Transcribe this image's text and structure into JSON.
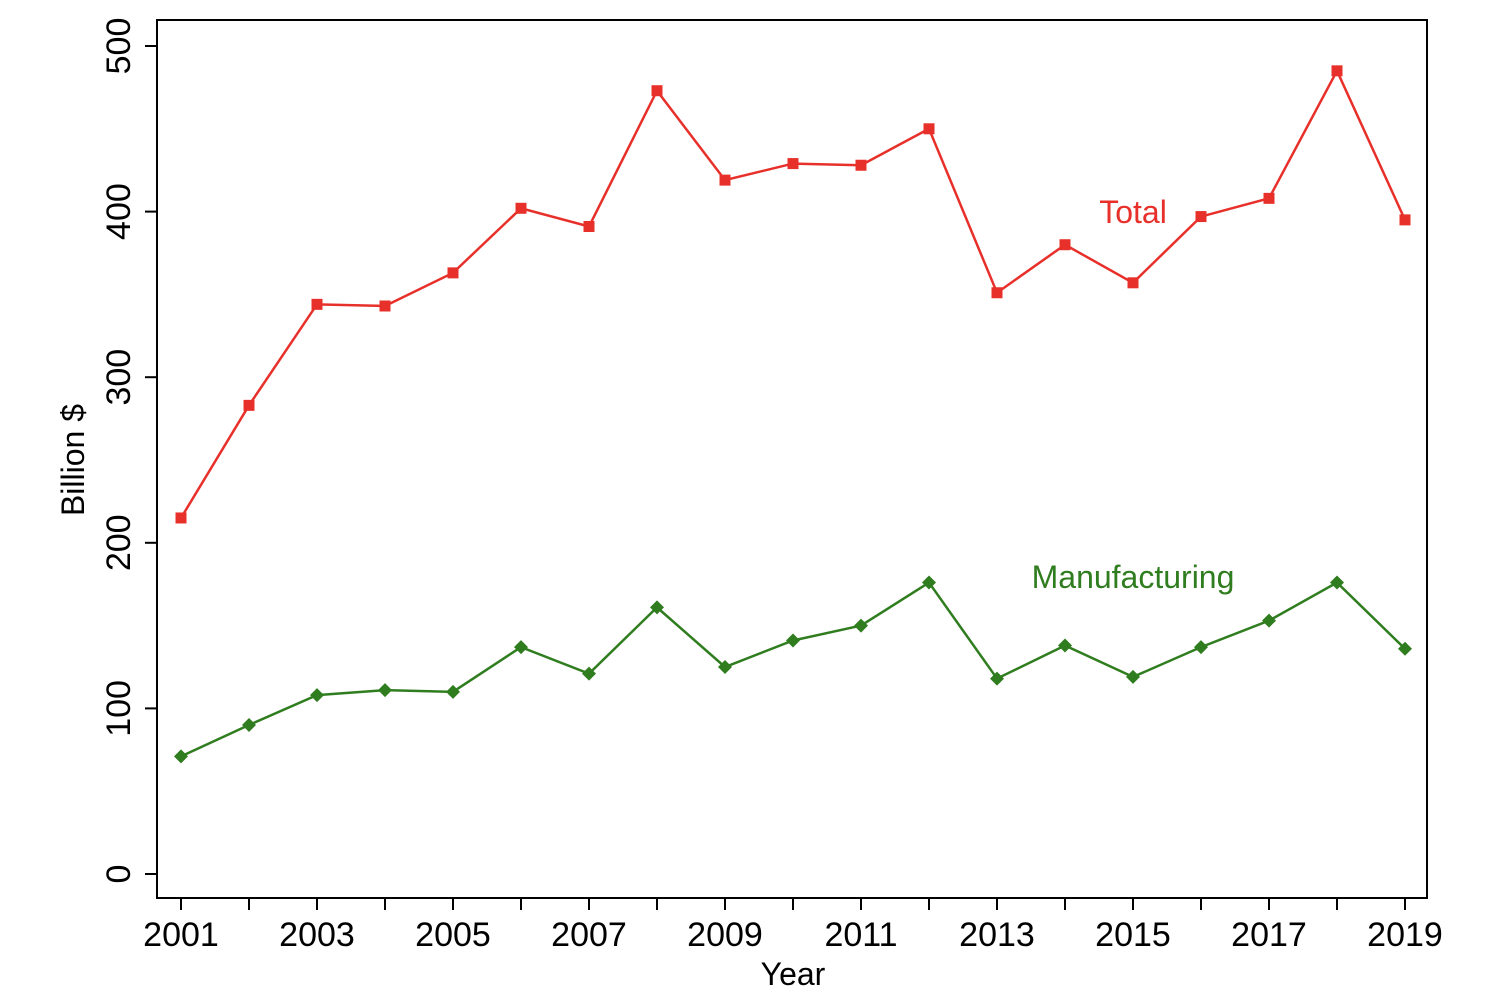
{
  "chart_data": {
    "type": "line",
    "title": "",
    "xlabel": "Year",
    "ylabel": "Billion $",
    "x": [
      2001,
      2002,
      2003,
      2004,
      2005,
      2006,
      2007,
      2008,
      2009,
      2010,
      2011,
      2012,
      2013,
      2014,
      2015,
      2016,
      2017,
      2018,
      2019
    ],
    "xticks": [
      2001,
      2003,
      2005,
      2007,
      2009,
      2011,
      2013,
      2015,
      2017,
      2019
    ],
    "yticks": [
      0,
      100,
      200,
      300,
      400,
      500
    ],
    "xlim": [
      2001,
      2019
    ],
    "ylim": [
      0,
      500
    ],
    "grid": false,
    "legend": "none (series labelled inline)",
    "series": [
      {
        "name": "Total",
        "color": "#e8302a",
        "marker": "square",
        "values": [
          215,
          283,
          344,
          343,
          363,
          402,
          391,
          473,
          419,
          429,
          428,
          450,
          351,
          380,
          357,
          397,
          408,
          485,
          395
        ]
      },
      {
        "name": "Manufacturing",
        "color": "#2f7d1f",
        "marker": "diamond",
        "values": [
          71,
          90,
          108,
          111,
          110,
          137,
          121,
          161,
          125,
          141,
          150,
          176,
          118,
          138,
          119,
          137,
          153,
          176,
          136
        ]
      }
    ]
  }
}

## Your instructions
Make a word-for-word copy of the entries, without any pictures.

## The answer
Transcribe this image's text and structure into JSON.
{
  "chart_data": {
    "type": "line",
    "title": "",
    "xlabel": "Year",
    "ylabel": "Billion $",
    "x": [
      2001,
      2002,
      2003,
      2004,
      2005,
      2006,
      2007,
      2008,
      2009,
      2010,
      2011,
      2012,
      2013,
      2014,
      2015,
      2016,
      2017,
      2018,
      2019
    ],
    "xticks": [
      2001,
      2003,
      2005,
      2007,
      2009,
      2011,
      2013,
      2015,
      2017,
      2019
    ],
    "yticks": [
      0,
      100,
      200,
      300,
      400,
      500
    ],
    "xlim": [
      2001,
      2019
    ],
    "ylim": [
      0,
      500
    ],
    "grid": false,
    "legend": "none (series labelled inline)",
    "series": [
      {
        "name": "Total",
        "color": "#e8302a",
        "marker": "square",
        "values": [
          215,
          283,
          344,
          343,
          363,
          402,
          391,
          473,
          419,
          429,
          428,
          450,
          351,
          380,
          357,
          397,
          408,
          485,
          395
        ]
      },
      {
        "name": "Manufacturing",
        "color": "#2f7d1f",
        "marker": "diamond",
        "values": [
          71,
          90,
          108,
          111,
          110,
          137,
          121,
          161,
          125,
          141,
          150,
          176,
          118,
          138,
          119,
          137,
          153,
          176,
          136
        ]
      }
    ]
  }
}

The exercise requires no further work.